# Work instructions
Copy out the listing that follows, exactly, without its pictures.

# Entries
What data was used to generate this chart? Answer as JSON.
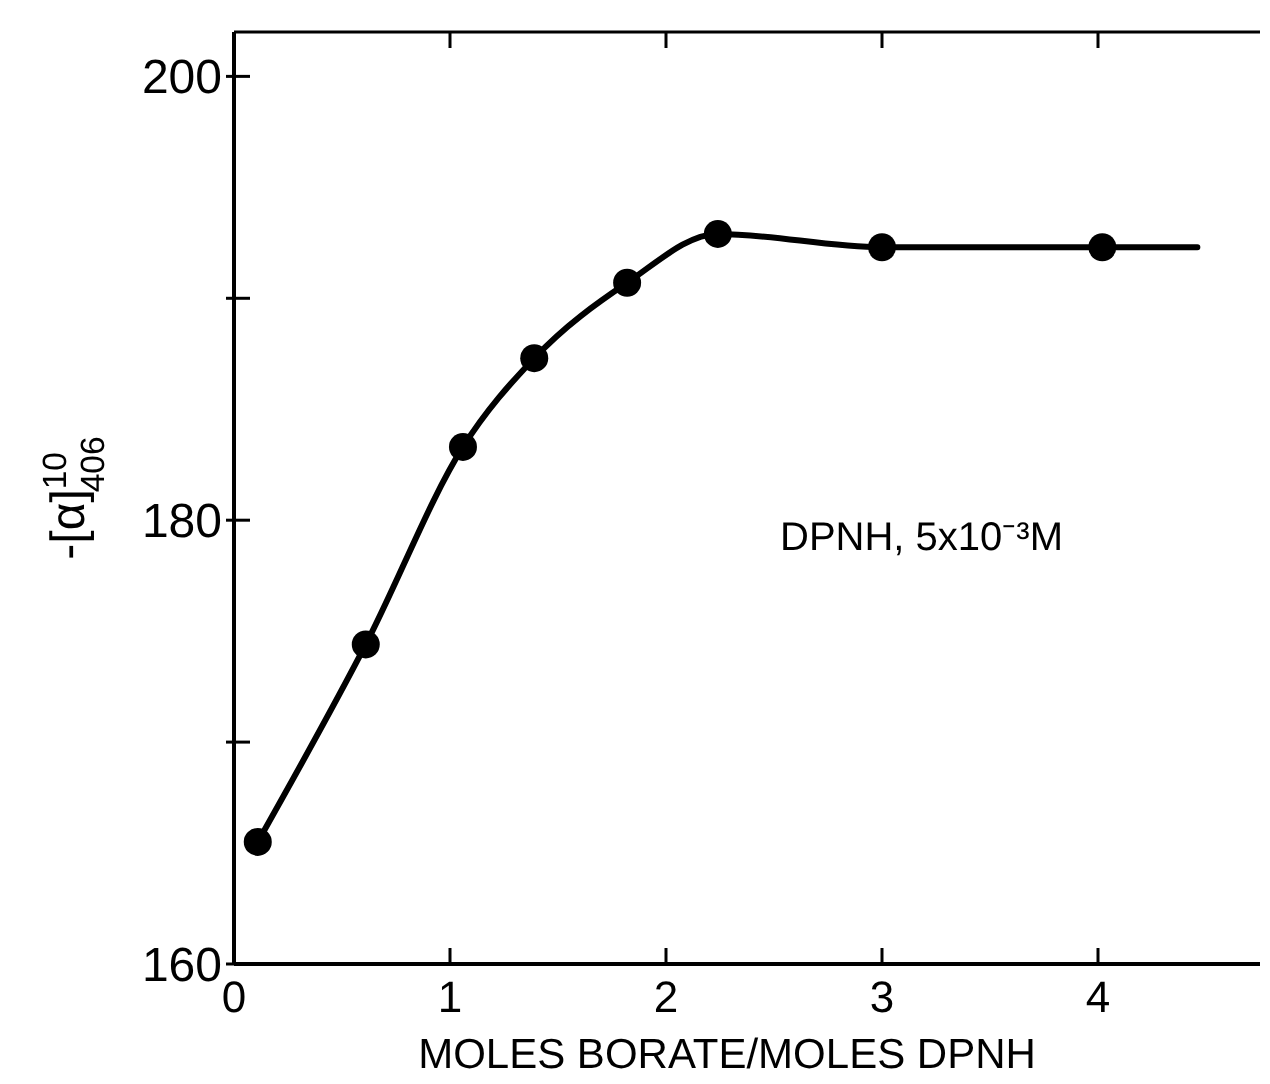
{
  "chart_data": {
    "type": "scatter",
    "xlabel": "MOLES BORATE/MOLES DPNH",
    "ylabel": "-[α]$^{10}$$_{406}$",
    "xlim": [
      0,
      4.75
    ],
    "ylim": [
      160,
      202
    ],
    "xticks": [
      0,
      1,
      2,
      3,
      4
    ],
    "yticks": [
      160,
      {
        "value": 170,
        "label": null
      },
      180,
      {
        "value": 190,
        "label": null
      },
      200
    ],
    "grid": false,
    "marker": "circle",
    "line_style": "solid",
    "annotations": [
      "DPNH, 5x10⁻³M"
    ],
    "series": [
      {
        "type": "line",
        "color": "#000000",
        "marker": "none",
        "x": [
          0.11,
          0.61,
          1.06,
          1.39,
          1.82,
          2.24,
          3.0,
          4.02,
          4.46
        ],
        "values": [
          165.5,
          174.4,
          183.3,
          187.3,
          190.7,
          192.9,
          192.3,
          192.3,
          192.3
        ]
      },
      {
        "color": "#000000",
        "x": [
          0.11,
          0.61,
          1.06,
          1.39,
          1.82,
          2.24,
          3.0,
          4.02
        ],
        "values": [
          165.5,
          174.4,
          183.3,
          187.3,
          190.7,
          192.9,
          192.3,
          192.3
        ]
      }
    ]
  }
}
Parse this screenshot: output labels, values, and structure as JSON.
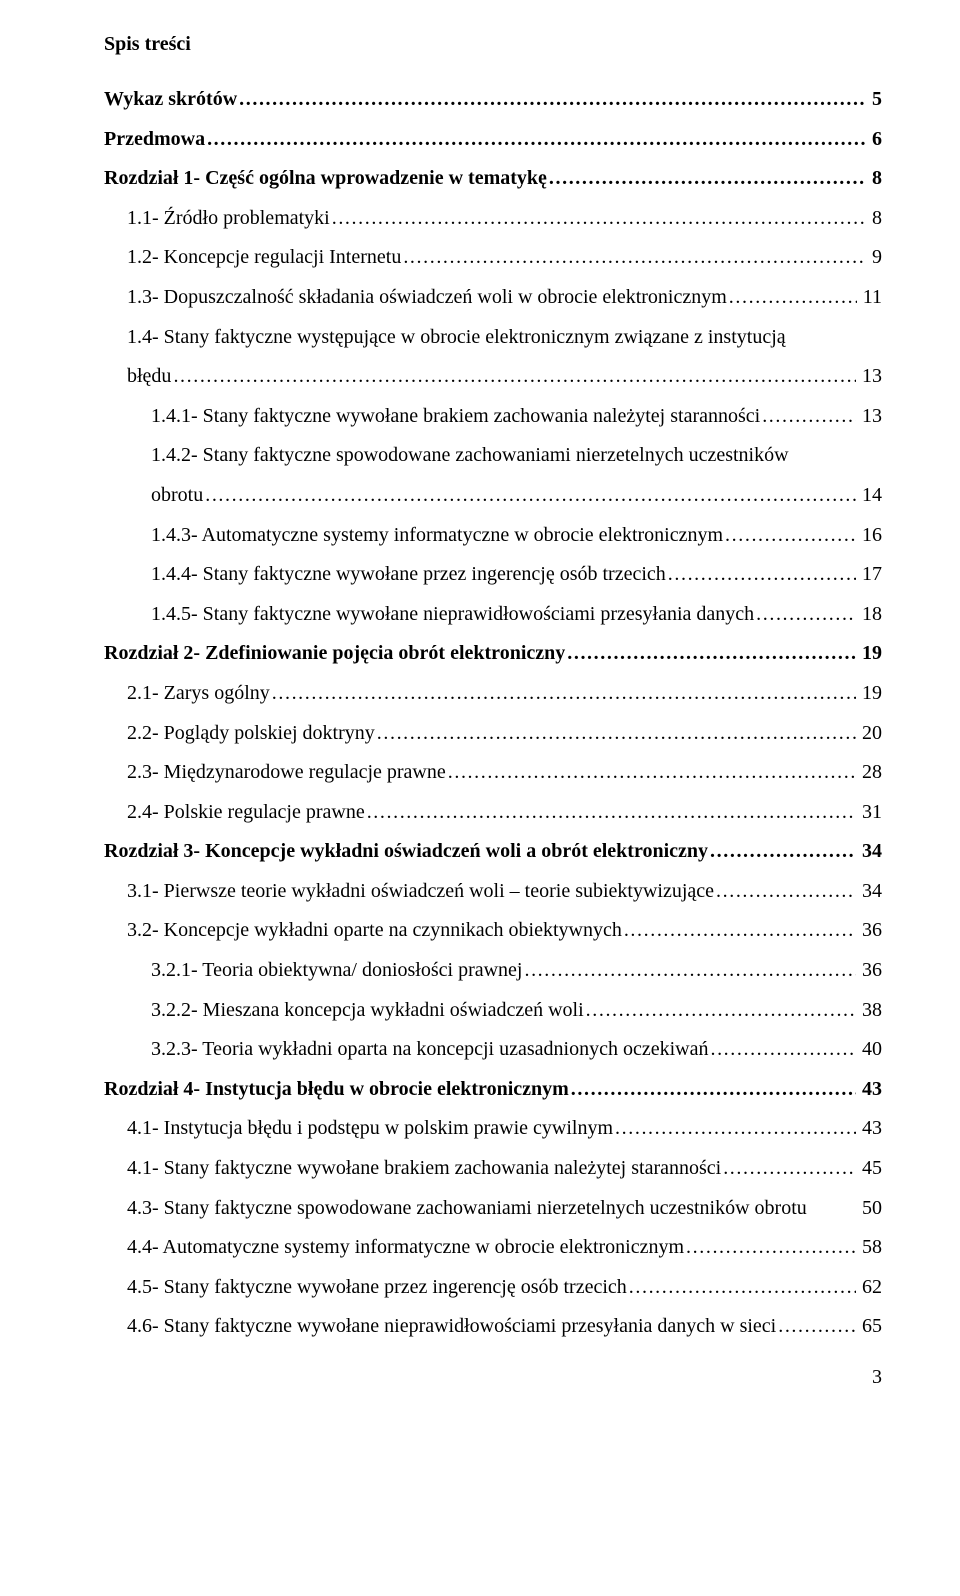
{
  "title": "Spis treści",
  "page_number": "3",
  "font": {
    "family": "Times New Roman",
    "size_pt": 15,
    "color": "#000000"
  },
  "background_color": "#ffffff",
  "entries": [
    {
      "label": "Wykaz skrótów",
      "page": "5",
      "indent": 0,
      "bold": true
    },
    {
      "label": "Przedmowa",
      "page": "6",
      "indent": 0,
      "bold": true
    },
    {
      "label": "Rozdział 1- Część ogólna wprowadzenie w tematykę",
      "page": "8",
      "indent": 0,
      "bold": true
    },
    {
      "label": "1.1- Źródło problematyki",
      "page": "8",
      "indent": 1,
      "bold": false
    },
    {
      "label": "1.2- Koncepcje regulacji Internetu",
      "page": "9",
      "indent": 1,
      "bold": false
    },
    {
      "label": "1.3- Dopuszczalność składania oświadczeń woli w obrocie elektronicznym",
      "page": "11",
      "indent": 1,
      "bold": false
    },
    {
      "label_line1": "1.4- Stany faktyczne występujące w obrocie elektronicznym związane z instytucją",
      "label_line2": "błędu",
      "page": "13",
      "indent": 1,
      "bold": false,
      "multiline": true
    },
    {
      "label": "1.4.1- Stany faktyczne wywołane brakiem zachowania należytej staranności",
      "page": "13",
      "indent": 2,
      "bold": false
    },
    {
      "label_line1": "1.4.2- Stany faktyczne spowodowane zachowaniami nierzetelnych uczestników",
      "label_line2": "obrotu",
      "page": "14",
      "indent": 2,
      "bold": false,
      "multiline": true
    },
    {
      "label": "1.4.3- Automatyczne systemy informatyczne w obrocie elektronicznym",
      "page": "16",
      "indent": 2,
      "bold": false
    },
    {
      "label": "1.4.4- Stany faktyczne wywołane przez ingerencję osób trzecich",
      "page": "17",
      "indent": 2,
      "bold": false
    },
    {
      "label": "1.4.5- Stany faktyczne wywołane nieprawidłowościami przesyłania danych",
      "page": "18",
      "indent": 2,
      "bold": false
    },
    {
      "label": "Rozdział 2- Zdefiniowanie pojęcia obrót elektroniczny",
      "page": "19",
      "indent": 0,
      "bold": true
    },
    {
      "label": "2.1- Zarys ogólny",
      "page": "19",
      "indent": 1,
      "bold": false
    },
    {
      "label": "2.2- Poglądy polskiej doktryny",
      "page": "20",
      "indent": 1,
      "bold": false
    },
    {
      "label": "2.3- Międzynarodowe regulacje prawne",
      "page": "28",
      "indent": 1,
      "bold": false
    },
    {
      "label": "2.4- Polskie regulacje prawne",
      "page": "31",
      "indent": 1,
      "bold": false
    },
    {
      "label": "Rozdział 3- Koncepcje wykładni oświadczeń woli a obrót elektroniczny",
      "page": "34",
      "indent": 0,
      "bold": true
    },
    {
      "label": "3.1- Pierwsze teorie wykładni oświadczeń woli – teorie subiektywizujące",
      "page": "34",
      "indent": 1,
      "bold": false
    },
    {
      "label": "3.2- Koncepcje wykładni oparte na czynnikach obiektywnych",
      "page": "36",
      "indent": 1,
      "bold": false
    },
    {
      "label": "3.2.1- Teoria obiektywna/ doniosłości prawnej",
      "page": "36",
      "indent": 2,
      "bold": false
    },
    {
      "label": "3.2.2- Mieszana koncepcja wykładni oświadczeń woli",
      "page": "38",
      "indent": 2,
      "bold": false
    },
    {
      "label": "3.2.3- Teoria wykładni oparta na koncepcji uzasadnionych oczekiwań",
      "page": "40",
      "indent": 2,
      "bold": false
    },
    {
      "label": "Rozdział 4- Instytucja błędu w obrocie elektronicznym",
      "page": "43",
      "indent": 0,
      "bold": true
    },
    {
      "label": "4.1- Instytucja błędu i podstępu w polskim prawie cywilnym",
      "page": "43",
      "indent": 1,
      "bold": false
    },
    {
      "label": "4.1- Stany faktyczne wywołane brakiem zachowania należytej staranności",
      "page": "45",
      "indent": 1,
      "bold": false
    },
    {
      "label": "4.3- Stany faktyczne spowodowane zachowaniami nierzetelnych uczestników obrotu",
      "page": "50",
      "indent": 1,
      "bold": false,
      "nodots": true
    },
    {
      "label": "4.4- Automatyczne systemy informatyczne w obrocie elektronicznym",
      "page": "58",
      "indent": 1,
      "bold": false
    },
    {
      "label": "4.5- Stany faktyczne wywołane przez ingerencję osób trzecich",
      "page": "62",
      "indent": 1,
      "bold": false
    },
    {
      "label": "4.6- Stany faktyczne wywołane nieprawidłowościami przesyłania danych w sieci",
      "page": "65",
      "indent": 1,
      "bold": false
    }
  ]
}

# Completed task
What data was used to generate this chart? Answer as JSON.
{
  "chart_data": {
    "type": "scatter",
    "xlabel": "MOLES BORATE/MOLES DPNH",
    "ylabel": "-[α]$^{10}$$_{406}$",
    "xlim": [
      0,
      4.75
    ],
    "ylim": [
      160,
      202
    ],
    "xticks": [
      0,
      1,
      2,
      3,
      4
    ],
    "yticks": [
      160,
      {
        "value": 170,
        "label": null
      },
      180,
      {
        "value": 190,
        "label": null
      },
      200
    ],
    "grid": false,
    "marker": "circle",
    "line_style": "solid",
    "annotations": [
      "DPNH, 5x10⁻³M"
    ],
    "series": [
      {
        "type": "line",
        "color": "#000000",
        "marker": "none",
        "x": [
          0.11,
          0.61,
          1.06,
          1.39,
          1.82,
          2.24,
          3.0,
          4.02,
          4.46
        ],
        "values": [
          165.5,
          174.4,
          183.3,
          187.3,
          190.7,
          192.9,
          192.3,
          192.3,
          192.3
        ]
      },
      {
        "color": "#000000",
        "x": [
          0.11,
          0.61,
          1.06,
          1.39,
          1.82,
          2.24,
          3.0,
          4.02
        ],
        "values": [
          165.5,
          174.4,
          183.3,
          187.3,
          190.7,
          192.9,
          192.3,
          192.3
        ]
      }
    ]
  }
}
Parse this screenshot: output labels, values, and structure as JSON.
{
  "title": "Spis treści",
  "page_number": "3",
  "font": {
    "family": "Times New Roman",
    "size_pt": 15,
    "color": "#000000"
  },
  "background_color": "#ffffff",
  "entries": [
    {
      "label": "Wykaz skrótów",
      "page": "5",
      "indent": 0,
      "bold": true
    },
    {
      "label": "Przedmowa",
      "page": "6",
      "indent": 0,
      "bold": true
    },
    {
      "label": "Rozdział 1- Część ogólna wprowadzenie w tematykę",
      "page": "8",
      "indent": 0,
      "bold": true
    },
    {
      "label": "1.1- Źródło problematyki",
      "page": "8",
      "indent": 1,
      "bold": false
    },
    {
      "label": "1.2- Koncepcje regulacji Internetu",
      "page": "9",
      "indent": 1,
      "bold": false
    },
    {
      "label": "1.3- Dopuszczalność składania oświadczeń woli w obrocie elektronicznym",
      "page": "11",
      "indent": 1,
      "bold": false
    },
    {
      "label_line1": "1.4- Stany faktyczne występujące w obrocie elektronicznym związane z instytucją",
      "label_line2": "błędu",
      "page": "13",
      "indent": 1,
      "bold": false,
      "multiline": true
    },
    {
      "label": "1.4.1- Stany faktyczne wywołane brakiem zachowania należytej staranności",
      "page": "13",
      "indent": 2,
      "bold": false
    },
    {
      "label_line1": "1.4.2- Stany faktyczne spowodowane zachowaniami nierzetelnych uczestników",
      "label_line2": "obrotu",
      "page": "14",
      "indent": 2,
      "bold": false,
      "multiline": true
    },
    {
      "label": "1.4.3- Automatyczne systemy informatyczne w obrocie elektronicznym",
      "page": "16",
      "indent": 2,
      "bold": false
    },
    {
      "label": "1.4.4- Stany faktyczne wywołane przez ingerencję osób trzecich",
      "page": "17",
      "indent": 2,
      "bold": false
    },
    {
      "label": "1.4.5- Stany faktyczne wywołane nieprawidłowościami przesyłania danych",
      "page": "18",
      "indent": 2,
      "bold": false
    },
    {
      "label": "Rozdział 2- Zdefiniowanie pojęcia obrót elektroniczny",
      "page": "19",
      "indent": 0,
      "bold": true
    },
    {
      "label": "2.1- Zarys ogólny",
      "page": "19",
      "indent": 1,
      "bold": false
    },
    {
      "label": "2.2- Poglądy polskiej doktryny",
      "page": "20",
      "indent": 1,
      "bold": false
    },
    {
      "label": "2.3- Międzynarodowe regulacje prawne",
      "page": "28",
      "indent": 1,
      "bold": false
    },
    {
      "label": "2.4- Polskie regulacje prawne",
      "page": "31",
      "indent": 1,
      "bold": false
    },
    {
      "label": "Rozdział 3- Koncepcje wykładni oświadczeń woli a obrót elektroniczny",
      "page": "34",
      "indent": 0,
      "bold": true
    },
    {
      "label": "3.1- Pierwsze teorie wykładni oświadczeń woli – teorie subiektywizujące",
      "page": "34",
      "indent": 1,
      "bold": false
    },
    {
      "label": "3.2- Koncepcje wykładni oparte na czynnikach obiektywnych",
      "page": "36",
      "indent": 1,
      "bold": false
    },
    {
      "label": "3.2.1- Teoria obiektywna/ doniosłości prawnej",
      "page": "36",
      "indent": 2,
      "bold": false
    },
    {
      "label": "3.2.2- Mieszana koncepcja wykładni oświadczeń woli",
      "page": "38",
      "indent": 2,
      "bold": false
    },
    {
      "label": "3.2.3- Teoria wykładni oparta na koncepcji uzasadnionych oczekiwań",
      "page": "40",
      "indent": 2,
      "bold": false
    },
    {
      "label": "Rozdział 4- Instytucja błędu w obrocie elektronicznym",
      "page": "43",
      "indent": 0,
      "bold": true
    },
    {
      "label": "4.1- Instytucja błędu i podstępu w polskim prawie cywilnym",
      "page": "43",
      "indent": 1,
      "bold": false
    },
    {
      "label": "4.1- Stany faktyczne wywołane brakiem zachowania należytej staranności",
      "page": "45",
      "indent": 1,
      "bold": false
    },
    {
      "label": "4.3- Stany faktyczne spowodowane zachowaniami nierzetelnych uczestników obrotu",
      "page": "50",
      "indent": 1,
      "bold": false,
      "nodots": true
    },
    {
      "label": "4.4- Automatyczne systemy informatyczne w obrocie elektronicznym",
      "page": "58",
      "indent": 1,
      "bold": false
    },
    {
      "label": "4.5- Stany faktyczne wywołane przez ingerencję osób trzecich",
      "page": "62",
      "indent": 1,
      "bold": false
    },
    {
      "label": "4.6- Stany faktyczne wywołane nieprawidłowościami przesyłania danych w sieci",
      "page": "65",
      "indent": 1,
      "bold": false
    }
  ]
}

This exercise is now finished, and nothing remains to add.